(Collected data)
+===+

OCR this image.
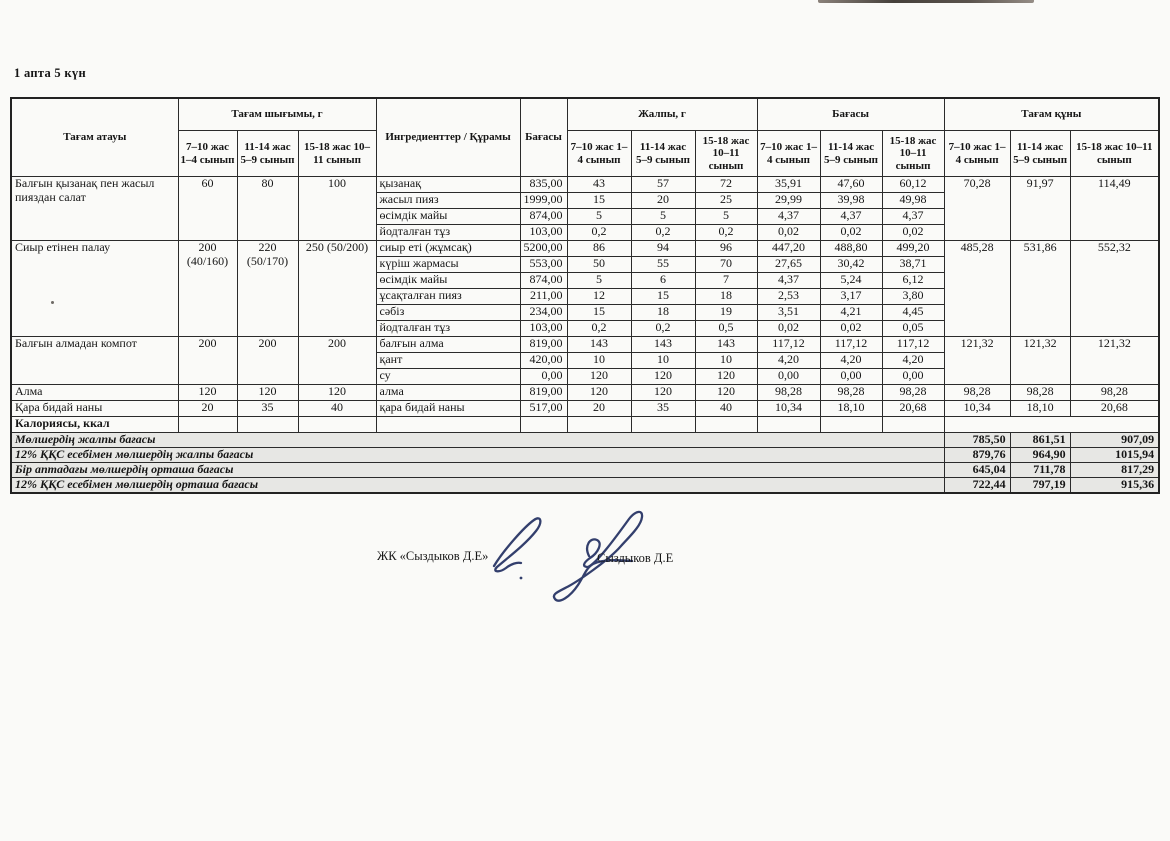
1 апта 5 күн
Тағам атауы	Тағам шығымы, г			Ингредиенттер / Құрамы	Бағасы	Жалпы, г			Бағасы			Тағам құны		
	7–10 жас 1–4 сынып	11-14 жас 5–9 сынып	15-18 жас 10–11 сынып			7–10 жас 1–4 сынып	11-14 жас 5–9 сынып	15-18 жас 10–11 сынып	7–10 жас 1–4 сынып	11-14 жас 5–9 сынып	15-18 жас 10–11 сынып	7–10 жас 1–4 сынып	11-14 жас 5–9 сынып	15-18 жас 10–11 сынып
Балғын қызанақ пен жасыл пияздан салат	60	80	100	қызанақ	835,00	43	57	72	35,91	47,60	60,12	70,28	91,97	114,49
				жасыл пияз	1999,00	15	20	25	29,99	39,98	49,98			
				өсімдік майы	874,00	5	5	5	4,37	4,37	4,37			
				йодталған тұз	103,00	0,2	0,2	0,2	0,02	0,02	0,02			
Сиыр етінен палау	200 (40/160)	220 (50/170)	250 (50/200)	сиыр еті (жұмсақ)	5200,00	86	94	96	447,20	488,80	499,20	485,28	531,86	552,32
				күріш жармасы	553,00	50	55	70	27,65	30,42	38,71			
				өсімдік майы	874,00	5	6	7	4,37	5,24	6,12			
				ұсақталған пияз	211,00	12	15	18	2,53	3,17	3,80			
				сәбіз	234,00	15	18	19	3,51	4,21	4,45			
				йодталған тұз	103,00	0,2	0,2	0,5	0,02	0,02	0,05			
Балғын алмадан компот	200	200	200	балғын алма	819,00	143	143	143	117,12	117,12	117,12	121,32	121,32	121,32
				қант	420,00	10	10	10	4,20	4,20	4,20			
				су	0,00	120	120	120	0,00	0,00	0,00			
Алма	120	120	120	алма	819,00	120	120	120	98,28	98,28	98,28	98,28	98,28	98,28
Қара бидай наны	20	35	40	қара бидай наны	517,00	20	35	40	10,34	18,10	20,68	10,34	18,10	20,68
Калориясы, ккал														
Мөлшердің жалпы бағасы												785,50	861,51	907,09
12% ҚҚС есебімен мөлшердің жалпы бағасы												879,76	964,90	1015,94
Бір аптадағы мөлшердің орташа бағасы												645,04	711,78	817,29
12% ҚҚС есебімен мөлшердің орташа бағасы												722,44	797,19	915,36
ЖК «Сыздыков Д.Е»	Сыздыков Д.Е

+===+

→ **EXERCISE AIM**: Transcribe all entries above exactly. Drop the pictures.

→ **ANSWER IN FULL**:
OCR this image.
1 апта 5 күн
Тағам атауы	Тағам шығымы, г			Ингредиенттер / Құрамы	Бағасы	Жалпы, г			Бағасы			Тағам құны		
	7–10 жас 1–4 сынып	11-14 жас 5–9 сынып	15-18 жас 10–11 сынып			7–10 жас 1–4 сынып	11-14 жас 5–9 сынып	15-18 жас 10–11 сынып	7–10 жас 1–4 сынып	11-14 жас 5–9 сынып	15-18 жас 10–11 сынып	7–10 жас 1–4 сынып	11-14 жас 5–9 сынып	15-18 жас 10–11 сынып
Балғын қызанақ пен жасыл пияздан салат	60	80	100	қызанақ	835,00	43	57	72	35,91	47,60	60,12	70,28	91,97	114,49
				жасыл пияз	1999,00	15	20	25	29,99	39,98	49,98			
				өсімдік майы	874,00	5	5	5	4,37	4,37	4,37			
				йодталған тұз	103,00	0,2	0,2	0,2	0,02	0,02	0,02			
Сиыр етінен палау	200 (40/160)	220 (50/170)	250 (50/200)	сиыр еті (жұмсақ)	5200,00	86	94	96	447,20	488,80	499,20	485,28	531,86	552,32
				күріш жармасы	553,00	50	55	70	27,65	30,42	38,71			
				өсімдік майы	874,00	5	6	7	4,37	5,24	6,12			
				ұсақталған пияз	211,00	12	15	18	2,53	3,17	3,80			
				сәбіз	234,00	15	18	19	3,51	4,21	4,45			
				йодталған тұз	103,00	0,2	0,2	0,5	0,02	0,02	0,05			
Балғын алмадан компот	200	200	200	балғын алма	819,00	143	143	143	117,12	117,12	117,12	121,32	121,32	121,32
				қант	420,00	10	10	10	4,20	4,20	4,20			
				су	0,00	120	120	120	0,00	0,00	0,00			
Алма	120	120	120	алма	819,00	120	120	120	98,28	98,28	98,28	98,28	98,28	98,28
Қара бидай наны	20	35	40	қара бидай наны	517,00	20	35	40	10,34	18,10	20,68	10,34	18,10	20,68
Калориясы, ккал														
Мөлшердің жалпы бағасы												785,50	861,51	907,09
12% ҚҚС есебімен мөлшердің жалпы бағасы												879,76	964,90	1015,94
Бір аптадағы мөлшердің орташа бағасы												645,04	711,78	817,29
12% ҚҚС есебімен мөлшердің орташа бағасы												722,44	797,19	915,36
ЖК «Сыздыков Д.Е»	Сыздыков Д.Е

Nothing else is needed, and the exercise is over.